El primer ministro del Reino Unido, Keir Starmer, declaró este viernes que no va a dimitir tras unos resultados en comicios locales que calificó de "realmente duros" y admitió que el electorado está frustrado.
En declaraciones a Sky News, reconoció, tras el cierre de colegios electorales en comicios locales en Escocia, Gales y partes de Inglaterra, en los que se anticipan pérdidas significativas para el Partido Laborista, que los votantes han enviado así un mensaje sobre el ritmo del cambio y la necesidad de mejoras tangibles en la vida cotidiana.
"Permítanme ser claro: estos son unos resultados realmente duros. No voy a endulzarlo", expresó.
"Hemos perdido a brillantes representantes del partido, personas que han aportado tanto a sus comunidades, a nuestro partido y a nuestro movimiento. Y los votantes han enviado un mensaje sobre el ritmo del cambio, sobre cómo quieren que sus vidas mejoren. Y fui elegido para afrontar esos desafíos, y no voy a apartarme de esos retos y sumir al país en el caos", manifestó Starmer.
"Endulzar los resultados"
En esta línea, insistió en que no abandonará el cargo, subrayando que su partido fue elegido en 2024 para "afrontar tales desafíos" y es "lo que hará". "Creo que está absolutamente claro que el electorado está harto del hecho de que sus vidas no están cambiando lo suficientemente rápido, y esto ha estado ocurriendo durante muchísimo tiempo", aseveró, argumentando que esto se debe a "la difícil herencia" y "el contexto internacional muy complicado".
"Es muy importante que no endulcemos estos resultados, así que no voy a hacerlo. Son resultados duros, lo admito", agregó. No obstante, preguntado sobre si se presentará como primer ministro en las próximas elecciones generales, Starmer contestó: "Sí. Fui elegido para cumplir un mandato de cinco años. Tengo la intención de completarlo".
• • • • • • •
§ **Completa lo siguiente**
1. Responde según el texto sobre Keir Starmer:
(a) ¿A qué medio hizo Starmer sus declaraciones?
(b) ¿En qué año fue elegido su partido?
(c) ¿Cuántos años dura el mandato que dice tener la intención de completar?
2. Transcribe del texto sobre Keir Starmer todo lo que va desde "En declaraciones a" hasta "la vida cotidiana.".

§ **Elementos guardados de una colección**
• • • • • • •
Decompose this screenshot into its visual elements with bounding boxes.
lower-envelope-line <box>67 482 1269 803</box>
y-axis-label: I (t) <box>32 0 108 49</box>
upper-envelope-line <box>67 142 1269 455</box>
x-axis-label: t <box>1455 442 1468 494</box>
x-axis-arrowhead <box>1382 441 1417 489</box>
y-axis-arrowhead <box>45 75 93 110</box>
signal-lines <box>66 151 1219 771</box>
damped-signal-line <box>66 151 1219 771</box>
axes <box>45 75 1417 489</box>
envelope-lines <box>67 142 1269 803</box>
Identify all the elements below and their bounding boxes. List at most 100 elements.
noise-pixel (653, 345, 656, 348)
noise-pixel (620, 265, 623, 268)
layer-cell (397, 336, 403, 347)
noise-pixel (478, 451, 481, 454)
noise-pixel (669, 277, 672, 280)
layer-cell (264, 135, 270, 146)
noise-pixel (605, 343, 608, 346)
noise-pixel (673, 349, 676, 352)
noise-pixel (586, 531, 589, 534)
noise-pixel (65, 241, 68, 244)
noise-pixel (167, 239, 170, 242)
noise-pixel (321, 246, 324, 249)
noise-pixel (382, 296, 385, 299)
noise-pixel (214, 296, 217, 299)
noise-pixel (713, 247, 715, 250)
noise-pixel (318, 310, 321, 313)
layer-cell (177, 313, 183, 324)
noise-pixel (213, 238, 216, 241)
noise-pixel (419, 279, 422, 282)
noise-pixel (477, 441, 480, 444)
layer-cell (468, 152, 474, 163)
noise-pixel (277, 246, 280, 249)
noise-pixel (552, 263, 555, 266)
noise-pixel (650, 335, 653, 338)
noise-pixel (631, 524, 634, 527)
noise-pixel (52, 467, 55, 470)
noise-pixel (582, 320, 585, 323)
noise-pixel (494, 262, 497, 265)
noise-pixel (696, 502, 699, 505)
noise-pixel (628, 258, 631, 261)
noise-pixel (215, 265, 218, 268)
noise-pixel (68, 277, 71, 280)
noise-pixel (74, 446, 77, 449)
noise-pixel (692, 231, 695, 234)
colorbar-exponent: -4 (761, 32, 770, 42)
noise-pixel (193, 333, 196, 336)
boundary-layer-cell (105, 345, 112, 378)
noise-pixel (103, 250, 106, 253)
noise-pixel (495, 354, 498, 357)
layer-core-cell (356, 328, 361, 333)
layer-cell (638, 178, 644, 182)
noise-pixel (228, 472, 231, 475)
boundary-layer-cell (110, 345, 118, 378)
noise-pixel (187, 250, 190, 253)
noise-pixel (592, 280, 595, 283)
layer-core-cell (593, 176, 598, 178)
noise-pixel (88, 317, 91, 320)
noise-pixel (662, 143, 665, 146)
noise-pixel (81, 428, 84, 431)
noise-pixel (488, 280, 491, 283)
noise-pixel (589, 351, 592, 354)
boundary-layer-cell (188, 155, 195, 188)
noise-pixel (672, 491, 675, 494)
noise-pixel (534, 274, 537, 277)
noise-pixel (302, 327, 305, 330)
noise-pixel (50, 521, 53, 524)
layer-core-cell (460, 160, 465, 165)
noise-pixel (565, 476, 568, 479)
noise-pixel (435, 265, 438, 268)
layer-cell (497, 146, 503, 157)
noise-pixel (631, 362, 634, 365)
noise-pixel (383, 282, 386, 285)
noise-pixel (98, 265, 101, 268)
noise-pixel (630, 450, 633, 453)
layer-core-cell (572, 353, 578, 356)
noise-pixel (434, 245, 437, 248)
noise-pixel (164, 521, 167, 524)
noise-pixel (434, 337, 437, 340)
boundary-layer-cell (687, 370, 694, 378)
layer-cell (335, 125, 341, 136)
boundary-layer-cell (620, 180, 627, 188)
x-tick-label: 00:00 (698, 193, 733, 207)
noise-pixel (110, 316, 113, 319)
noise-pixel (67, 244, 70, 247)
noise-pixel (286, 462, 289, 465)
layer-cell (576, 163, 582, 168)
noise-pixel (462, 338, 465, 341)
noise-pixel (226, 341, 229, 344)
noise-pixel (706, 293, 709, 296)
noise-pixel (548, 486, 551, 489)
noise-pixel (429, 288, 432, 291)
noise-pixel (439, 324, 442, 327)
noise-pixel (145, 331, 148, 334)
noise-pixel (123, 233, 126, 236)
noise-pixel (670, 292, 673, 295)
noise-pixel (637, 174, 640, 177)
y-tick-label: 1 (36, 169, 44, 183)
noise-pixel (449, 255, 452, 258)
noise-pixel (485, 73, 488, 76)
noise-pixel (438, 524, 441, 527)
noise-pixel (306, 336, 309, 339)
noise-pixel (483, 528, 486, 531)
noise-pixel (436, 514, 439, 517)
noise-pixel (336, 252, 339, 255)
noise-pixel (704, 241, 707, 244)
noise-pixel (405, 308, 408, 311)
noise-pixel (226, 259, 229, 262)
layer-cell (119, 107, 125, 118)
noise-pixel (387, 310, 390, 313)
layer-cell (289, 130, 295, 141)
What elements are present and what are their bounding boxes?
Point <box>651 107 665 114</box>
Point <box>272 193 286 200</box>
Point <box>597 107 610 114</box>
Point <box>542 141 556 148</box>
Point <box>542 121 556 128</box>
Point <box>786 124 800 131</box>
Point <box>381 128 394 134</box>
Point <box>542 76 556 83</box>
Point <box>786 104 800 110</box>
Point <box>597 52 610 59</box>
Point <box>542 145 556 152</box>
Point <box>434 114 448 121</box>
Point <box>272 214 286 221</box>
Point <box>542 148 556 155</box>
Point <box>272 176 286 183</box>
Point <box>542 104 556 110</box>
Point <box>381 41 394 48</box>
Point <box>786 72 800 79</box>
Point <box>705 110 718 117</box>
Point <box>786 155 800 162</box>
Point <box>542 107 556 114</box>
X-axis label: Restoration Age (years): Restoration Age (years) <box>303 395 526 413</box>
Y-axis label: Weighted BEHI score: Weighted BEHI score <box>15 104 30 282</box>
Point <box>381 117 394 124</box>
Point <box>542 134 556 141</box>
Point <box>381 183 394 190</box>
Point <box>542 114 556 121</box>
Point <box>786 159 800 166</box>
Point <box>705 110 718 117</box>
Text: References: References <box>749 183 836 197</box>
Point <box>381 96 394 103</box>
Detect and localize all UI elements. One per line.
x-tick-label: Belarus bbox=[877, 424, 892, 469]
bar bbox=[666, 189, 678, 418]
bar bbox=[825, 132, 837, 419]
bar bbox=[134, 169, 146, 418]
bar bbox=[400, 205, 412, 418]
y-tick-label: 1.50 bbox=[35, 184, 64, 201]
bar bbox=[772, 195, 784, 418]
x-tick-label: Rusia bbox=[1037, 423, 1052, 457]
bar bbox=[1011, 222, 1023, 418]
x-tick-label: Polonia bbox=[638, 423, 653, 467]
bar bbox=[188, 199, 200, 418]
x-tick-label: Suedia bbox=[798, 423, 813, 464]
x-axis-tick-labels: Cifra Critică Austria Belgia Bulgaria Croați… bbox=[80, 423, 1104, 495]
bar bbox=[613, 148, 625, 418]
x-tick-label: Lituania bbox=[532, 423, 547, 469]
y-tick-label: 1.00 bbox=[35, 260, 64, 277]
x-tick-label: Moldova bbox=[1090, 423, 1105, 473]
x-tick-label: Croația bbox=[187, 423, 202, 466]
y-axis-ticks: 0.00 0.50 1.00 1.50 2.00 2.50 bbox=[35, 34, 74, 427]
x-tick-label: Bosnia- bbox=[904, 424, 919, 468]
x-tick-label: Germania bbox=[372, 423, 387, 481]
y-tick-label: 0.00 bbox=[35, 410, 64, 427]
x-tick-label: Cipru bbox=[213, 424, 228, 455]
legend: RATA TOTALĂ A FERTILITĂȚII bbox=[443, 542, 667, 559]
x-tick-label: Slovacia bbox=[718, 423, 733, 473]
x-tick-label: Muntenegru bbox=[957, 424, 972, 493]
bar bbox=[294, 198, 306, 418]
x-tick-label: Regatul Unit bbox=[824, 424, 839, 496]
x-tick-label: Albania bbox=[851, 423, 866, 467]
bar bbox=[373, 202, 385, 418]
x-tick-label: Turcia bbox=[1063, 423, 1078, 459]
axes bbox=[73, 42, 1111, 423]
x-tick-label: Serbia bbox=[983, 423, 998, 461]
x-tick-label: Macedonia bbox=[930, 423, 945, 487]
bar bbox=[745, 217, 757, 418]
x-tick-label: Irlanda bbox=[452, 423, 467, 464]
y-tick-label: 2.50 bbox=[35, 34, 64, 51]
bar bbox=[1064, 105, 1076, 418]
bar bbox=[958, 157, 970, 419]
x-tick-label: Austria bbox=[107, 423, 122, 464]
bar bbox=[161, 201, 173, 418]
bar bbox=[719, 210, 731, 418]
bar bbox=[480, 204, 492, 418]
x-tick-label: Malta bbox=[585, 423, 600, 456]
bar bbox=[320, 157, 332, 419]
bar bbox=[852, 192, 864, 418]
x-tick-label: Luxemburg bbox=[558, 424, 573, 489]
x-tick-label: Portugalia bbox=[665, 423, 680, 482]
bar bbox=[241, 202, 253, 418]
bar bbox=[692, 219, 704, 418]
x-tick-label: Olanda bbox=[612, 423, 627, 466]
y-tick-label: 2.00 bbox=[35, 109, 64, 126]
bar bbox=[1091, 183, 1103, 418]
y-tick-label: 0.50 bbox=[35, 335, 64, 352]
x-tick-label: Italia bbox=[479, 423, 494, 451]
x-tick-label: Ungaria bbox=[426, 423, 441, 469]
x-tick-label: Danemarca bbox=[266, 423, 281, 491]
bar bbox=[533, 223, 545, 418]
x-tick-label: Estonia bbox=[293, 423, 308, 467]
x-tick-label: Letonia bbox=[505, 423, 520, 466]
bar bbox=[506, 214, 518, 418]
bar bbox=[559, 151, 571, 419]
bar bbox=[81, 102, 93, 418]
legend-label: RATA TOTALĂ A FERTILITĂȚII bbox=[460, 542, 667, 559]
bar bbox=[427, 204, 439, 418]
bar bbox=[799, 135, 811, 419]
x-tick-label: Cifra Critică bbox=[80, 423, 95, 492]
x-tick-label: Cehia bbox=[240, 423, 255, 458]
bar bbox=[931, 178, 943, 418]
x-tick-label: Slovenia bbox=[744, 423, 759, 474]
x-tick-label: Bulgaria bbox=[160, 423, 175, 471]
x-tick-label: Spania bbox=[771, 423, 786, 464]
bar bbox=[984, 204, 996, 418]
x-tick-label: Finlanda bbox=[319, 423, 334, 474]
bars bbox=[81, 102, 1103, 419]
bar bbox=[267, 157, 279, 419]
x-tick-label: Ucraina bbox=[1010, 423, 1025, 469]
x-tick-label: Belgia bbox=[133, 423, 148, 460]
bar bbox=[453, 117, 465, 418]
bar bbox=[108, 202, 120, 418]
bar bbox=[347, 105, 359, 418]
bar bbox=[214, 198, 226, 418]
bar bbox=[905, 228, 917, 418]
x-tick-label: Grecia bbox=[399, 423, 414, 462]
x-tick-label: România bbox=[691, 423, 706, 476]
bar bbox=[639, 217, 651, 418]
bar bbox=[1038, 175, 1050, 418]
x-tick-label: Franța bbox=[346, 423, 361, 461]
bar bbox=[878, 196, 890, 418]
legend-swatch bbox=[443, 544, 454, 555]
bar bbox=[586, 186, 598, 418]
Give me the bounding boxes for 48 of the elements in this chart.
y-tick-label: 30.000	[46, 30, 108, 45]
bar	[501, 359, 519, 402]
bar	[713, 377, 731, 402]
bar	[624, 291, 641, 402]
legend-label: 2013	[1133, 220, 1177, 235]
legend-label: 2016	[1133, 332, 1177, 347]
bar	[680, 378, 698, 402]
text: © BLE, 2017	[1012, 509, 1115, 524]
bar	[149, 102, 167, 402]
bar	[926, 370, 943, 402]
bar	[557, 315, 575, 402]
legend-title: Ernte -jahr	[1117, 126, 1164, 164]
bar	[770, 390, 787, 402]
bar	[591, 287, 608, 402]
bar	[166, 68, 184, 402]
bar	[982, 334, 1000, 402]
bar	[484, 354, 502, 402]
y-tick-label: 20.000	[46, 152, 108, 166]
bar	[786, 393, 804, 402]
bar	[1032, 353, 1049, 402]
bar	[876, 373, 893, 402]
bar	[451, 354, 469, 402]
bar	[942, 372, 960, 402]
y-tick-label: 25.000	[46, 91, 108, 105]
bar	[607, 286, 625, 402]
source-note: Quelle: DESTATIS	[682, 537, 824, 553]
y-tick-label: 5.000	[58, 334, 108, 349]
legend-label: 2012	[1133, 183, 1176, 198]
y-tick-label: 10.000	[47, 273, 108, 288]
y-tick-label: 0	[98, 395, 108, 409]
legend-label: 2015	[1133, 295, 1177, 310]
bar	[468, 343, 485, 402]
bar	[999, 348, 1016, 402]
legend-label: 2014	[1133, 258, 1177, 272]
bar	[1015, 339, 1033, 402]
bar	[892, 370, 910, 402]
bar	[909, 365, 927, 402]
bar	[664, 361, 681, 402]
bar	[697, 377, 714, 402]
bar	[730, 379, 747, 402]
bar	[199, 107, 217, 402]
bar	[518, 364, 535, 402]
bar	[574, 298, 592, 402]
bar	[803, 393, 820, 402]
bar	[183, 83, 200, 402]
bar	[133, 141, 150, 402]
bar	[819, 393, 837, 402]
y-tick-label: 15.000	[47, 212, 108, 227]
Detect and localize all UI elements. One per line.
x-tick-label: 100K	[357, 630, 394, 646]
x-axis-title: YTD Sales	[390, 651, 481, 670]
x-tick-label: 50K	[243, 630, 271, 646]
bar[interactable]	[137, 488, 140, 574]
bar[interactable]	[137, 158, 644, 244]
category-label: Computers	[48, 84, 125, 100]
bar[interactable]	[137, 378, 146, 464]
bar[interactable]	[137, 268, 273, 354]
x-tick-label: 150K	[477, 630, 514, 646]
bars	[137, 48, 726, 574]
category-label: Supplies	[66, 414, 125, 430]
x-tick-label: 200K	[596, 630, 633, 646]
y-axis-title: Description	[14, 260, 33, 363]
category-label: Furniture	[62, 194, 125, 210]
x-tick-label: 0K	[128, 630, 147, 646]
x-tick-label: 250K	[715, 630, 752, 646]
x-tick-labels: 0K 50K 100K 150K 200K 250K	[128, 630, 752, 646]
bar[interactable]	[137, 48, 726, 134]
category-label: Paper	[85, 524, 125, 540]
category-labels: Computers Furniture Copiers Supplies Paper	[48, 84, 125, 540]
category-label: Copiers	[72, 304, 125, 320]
• • • • • • •
§ **Soluciones por tarea**
1.
(a) A Sky News.
(b) En 2024.
(c) Cinco años.

2.
En declaraciones a Sky News, reconoció, tras el cierre de colegios electorales en comicios locales en Escocia, Gales y partes de Inglaterra, en los que se anticipan pérdidas significativas para el Partido Laborista, que los votantes han enviado así un mensaje sobre el ritmo del cambio y la necesidad de mejoras tangibles en la vida cotidiana.